* [Data for this task]:
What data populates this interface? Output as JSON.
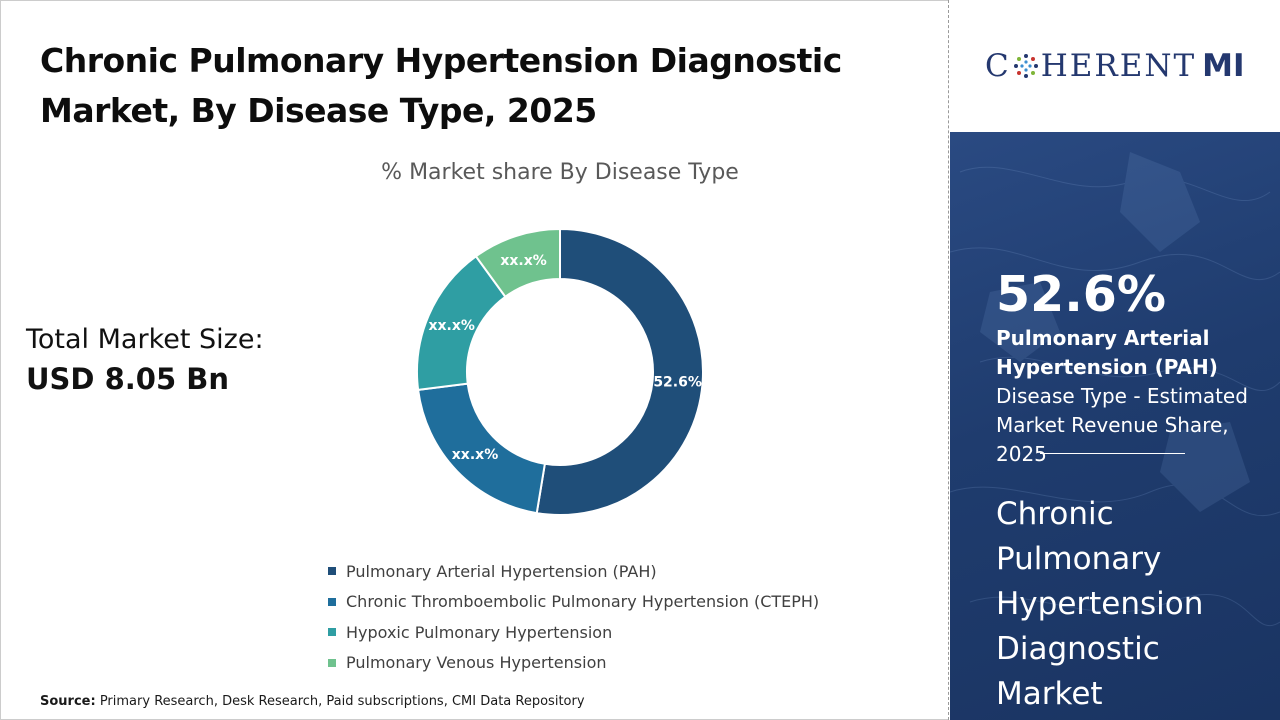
{
  "header": {
    "title_line1": "Chronic Pulmonary Hypertension Diagnostic",
    "title_line2": "Market, By Disease Type, 2025"
  },
  "market": {
    "total_label": "Total Market Size:",
    "total_value": "USD 8.05 Bn"
  },
  "chart_data": {
    "type": "pie",
    "subtitle": "% Market share By Disease Type",
    "donut": true,
    "categories": [
      "Pulmonary Arterial Hypertension (PAH)",
      "Chronic Thromboembolic Pulmonary Hypertension (CTEPH)",
      "Hypoxic Pulmonary Hypertension",
      "Pulmonary Venous Hypertension"
    ],
    "values": [
      52.6,
      20.4,
      17.0,
      10.0
    ],
    "data_labels": [
      "52.6%",
      "xx.x%",
      "xx.x%",
      "xx.x%"
    ],
    "colors": [
      "#1f4e79",
      "#1f6e9c",
      "#2f9ea3",
      "#6fc28e"
    ],
    "legend_position": "bottom"
  },
  "source": {
    "label": "Source:",
    "text": " Primary Research, Desk Research, Paid subscriptions, CMI Data Repository"
  },
  "brand": {
    "logo_prefix": "C",
    "logo_suffix": "HERENT",
    "logo_mi": "MI"
  },
  "highlight": {
    "value": "52.6%",
    "segment": "Pulmonary Arterial Hypertension (PAH)",
    "description": "Disease Type - Estimated Market Revenue Share, 2025",
    "side_title": "Chronic Pulmonary Hypertension Diagnostic Market"
  },
  "colors": {
    "panel_bg": "#1f3c6e",
    "logo": "#24386f"
  }
}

* [Aim of the exercise]:
Take every line from the records above that has the word "Diagnostic" and copy it.

* [Solution to this problem]:
    "title_line1": "Chronic Pulmonary Hypertension Diagnostic",
    "side_title": "Chronic Pulmonary Hypertension Diagnostic Market"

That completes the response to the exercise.